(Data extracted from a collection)
BEGIN
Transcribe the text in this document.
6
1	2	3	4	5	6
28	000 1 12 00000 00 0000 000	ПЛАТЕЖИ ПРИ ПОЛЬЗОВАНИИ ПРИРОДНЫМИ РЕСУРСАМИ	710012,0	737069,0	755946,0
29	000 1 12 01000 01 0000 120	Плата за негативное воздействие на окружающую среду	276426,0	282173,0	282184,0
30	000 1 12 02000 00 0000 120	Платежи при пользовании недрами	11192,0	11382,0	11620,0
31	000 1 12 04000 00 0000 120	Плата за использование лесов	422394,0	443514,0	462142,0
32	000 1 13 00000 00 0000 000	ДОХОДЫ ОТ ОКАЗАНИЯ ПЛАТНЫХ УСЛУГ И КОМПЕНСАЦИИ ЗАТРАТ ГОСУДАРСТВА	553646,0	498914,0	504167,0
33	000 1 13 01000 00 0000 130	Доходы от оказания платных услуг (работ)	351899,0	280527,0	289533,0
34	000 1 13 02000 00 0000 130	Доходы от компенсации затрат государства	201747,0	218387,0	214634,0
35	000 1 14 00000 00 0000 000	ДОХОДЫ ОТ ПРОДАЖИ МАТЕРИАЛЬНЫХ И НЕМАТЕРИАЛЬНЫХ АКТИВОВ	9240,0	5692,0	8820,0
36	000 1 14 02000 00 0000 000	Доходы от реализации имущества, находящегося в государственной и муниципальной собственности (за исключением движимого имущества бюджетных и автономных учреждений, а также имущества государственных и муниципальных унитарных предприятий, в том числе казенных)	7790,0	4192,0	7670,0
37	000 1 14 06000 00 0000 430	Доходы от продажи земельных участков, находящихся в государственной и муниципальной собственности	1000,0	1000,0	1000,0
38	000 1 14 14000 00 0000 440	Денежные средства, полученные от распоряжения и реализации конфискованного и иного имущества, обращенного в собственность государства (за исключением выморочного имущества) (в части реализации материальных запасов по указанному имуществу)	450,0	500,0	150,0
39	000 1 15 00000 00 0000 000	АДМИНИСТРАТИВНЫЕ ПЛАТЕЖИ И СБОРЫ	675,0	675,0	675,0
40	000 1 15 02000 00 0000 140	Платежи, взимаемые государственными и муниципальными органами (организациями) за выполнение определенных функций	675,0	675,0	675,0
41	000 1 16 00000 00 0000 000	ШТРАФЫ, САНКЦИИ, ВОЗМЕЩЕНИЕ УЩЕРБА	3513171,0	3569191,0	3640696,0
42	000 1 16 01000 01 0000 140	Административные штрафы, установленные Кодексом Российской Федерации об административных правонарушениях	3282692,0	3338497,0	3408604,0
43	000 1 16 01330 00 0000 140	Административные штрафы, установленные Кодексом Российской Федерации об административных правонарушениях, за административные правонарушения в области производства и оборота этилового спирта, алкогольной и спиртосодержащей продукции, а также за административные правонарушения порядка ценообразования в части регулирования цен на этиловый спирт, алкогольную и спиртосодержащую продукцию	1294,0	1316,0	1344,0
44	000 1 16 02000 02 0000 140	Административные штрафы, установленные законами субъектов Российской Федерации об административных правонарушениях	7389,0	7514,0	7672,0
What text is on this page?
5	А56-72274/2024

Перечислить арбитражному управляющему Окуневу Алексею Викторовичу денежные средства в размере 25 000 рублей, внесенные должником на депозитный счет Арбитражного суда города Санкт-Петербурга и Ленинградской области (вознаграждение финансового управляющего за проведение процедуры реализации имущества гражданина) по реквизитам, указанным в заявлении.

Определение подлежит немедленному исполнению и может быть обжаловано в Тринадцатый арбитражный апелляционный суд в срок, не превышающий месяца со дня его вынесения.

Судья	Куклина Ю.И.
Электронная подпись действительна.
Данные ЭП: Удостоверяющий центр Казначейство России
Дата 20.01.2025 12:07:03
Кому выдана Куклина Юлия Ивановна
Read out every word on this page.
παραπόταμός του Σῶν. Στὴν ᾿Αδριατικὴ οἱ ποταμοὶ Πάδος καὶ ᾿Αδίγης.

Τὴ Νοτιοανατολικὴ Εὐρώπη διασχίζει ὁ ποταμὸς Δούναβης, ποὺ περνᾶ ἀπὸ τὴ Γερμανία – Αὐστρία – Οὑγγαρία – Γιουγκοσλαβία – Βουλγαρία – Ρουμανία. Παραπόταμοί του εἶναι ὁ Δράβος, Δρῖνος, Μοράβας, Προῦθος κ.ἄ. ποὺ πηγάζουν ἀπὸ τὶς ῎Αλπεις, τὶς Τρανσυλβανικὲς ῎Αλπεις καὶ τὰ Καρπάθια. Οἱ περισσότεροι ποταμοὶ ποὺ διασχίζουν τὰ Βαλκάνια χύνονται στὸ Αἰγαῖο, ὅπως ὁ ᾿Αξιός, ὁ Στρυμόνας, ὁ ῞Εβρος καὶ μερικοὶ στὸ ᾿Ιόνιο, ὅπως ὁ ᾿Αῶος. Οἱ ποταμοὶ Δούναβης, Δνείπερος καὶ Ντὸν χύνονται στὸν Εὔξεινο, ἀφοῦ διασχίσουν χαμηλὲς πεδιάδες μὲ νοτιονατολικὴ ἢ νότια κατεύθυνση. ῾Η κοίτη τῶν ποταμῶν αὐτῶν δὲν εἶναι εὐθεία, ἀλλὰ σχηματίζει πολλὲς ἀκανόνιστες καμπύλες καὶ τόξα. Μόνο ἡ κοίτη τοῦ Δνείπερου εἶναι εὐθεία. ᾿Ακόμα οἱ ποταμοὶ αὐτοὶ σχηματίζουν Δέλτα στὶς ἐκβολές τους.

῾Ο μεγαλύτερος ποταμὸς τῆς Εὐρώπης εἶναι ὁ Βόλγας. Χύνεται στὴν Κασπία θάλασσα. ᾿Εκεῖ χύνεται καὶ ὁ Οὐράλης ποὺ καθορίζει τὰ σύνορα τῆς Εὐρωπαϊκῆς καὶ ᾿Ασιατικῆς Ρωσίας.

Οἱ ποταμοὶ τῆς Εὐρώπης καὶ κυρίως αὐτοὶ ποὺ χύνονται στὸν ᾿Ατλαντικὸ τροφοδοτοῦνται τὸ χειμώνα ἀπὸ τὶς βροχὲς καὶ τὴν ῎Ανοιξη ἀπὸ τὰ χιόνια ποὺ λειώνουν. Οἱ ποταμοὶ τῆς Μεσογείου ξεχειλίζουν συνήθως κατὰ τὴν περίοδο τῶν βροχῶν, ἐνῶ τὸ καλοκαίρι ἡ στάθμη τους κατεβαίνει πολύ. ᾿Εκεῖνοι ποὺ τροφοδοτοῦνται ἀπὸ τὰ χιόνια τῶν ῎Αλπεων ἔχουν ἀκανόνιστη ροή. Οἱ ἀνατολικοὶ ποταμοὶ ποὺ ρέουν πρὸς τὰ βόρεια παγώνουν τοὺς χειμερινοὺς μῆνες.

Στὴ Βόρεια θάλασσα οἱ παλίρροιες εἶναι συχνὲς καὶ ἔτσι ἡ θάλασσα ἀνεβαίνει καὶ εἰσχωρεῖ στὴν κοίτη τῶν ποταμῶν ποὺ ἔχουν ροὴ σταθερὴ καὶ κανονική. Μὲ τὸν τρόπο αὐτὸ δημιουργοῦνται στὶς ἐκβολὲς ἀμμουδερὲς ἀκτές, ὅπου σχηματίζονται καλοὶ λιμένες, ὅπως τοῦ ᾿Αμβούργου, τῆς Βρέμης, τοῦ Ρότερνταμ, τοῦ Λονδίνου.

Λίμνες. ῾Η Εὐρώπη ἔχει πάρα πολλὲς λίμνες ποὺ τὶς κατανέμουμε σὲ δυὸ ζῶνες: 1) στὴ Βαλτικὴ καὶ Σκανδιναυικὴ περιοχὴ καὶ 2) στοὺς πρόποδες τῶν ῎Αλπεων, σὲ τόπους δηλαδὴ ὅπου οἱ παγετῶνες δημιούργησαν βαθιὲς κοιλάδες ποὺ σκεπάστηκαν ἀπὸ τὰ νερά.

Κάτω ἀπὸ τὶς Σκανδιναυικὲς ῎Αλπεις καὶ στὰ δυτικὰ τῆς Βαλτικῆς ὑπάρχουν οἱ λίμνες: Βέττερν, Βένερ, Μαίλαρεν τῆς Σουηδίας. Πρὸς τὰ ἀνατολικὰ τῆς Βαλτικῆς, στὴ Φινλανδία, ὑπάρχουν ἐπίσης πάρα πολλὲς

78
END
### Your objective:
Select every line where the word "Плата" occurs.

### Exercise result:
29	000 1 12 01000 01 0000 120	Плата за негативное воздействие на окружающую среду	276426,0	282173,0	282184,0
31	000 1 12 04000 00 0000 120	Плата за использование лесов	422394,0	443514,0	462142,0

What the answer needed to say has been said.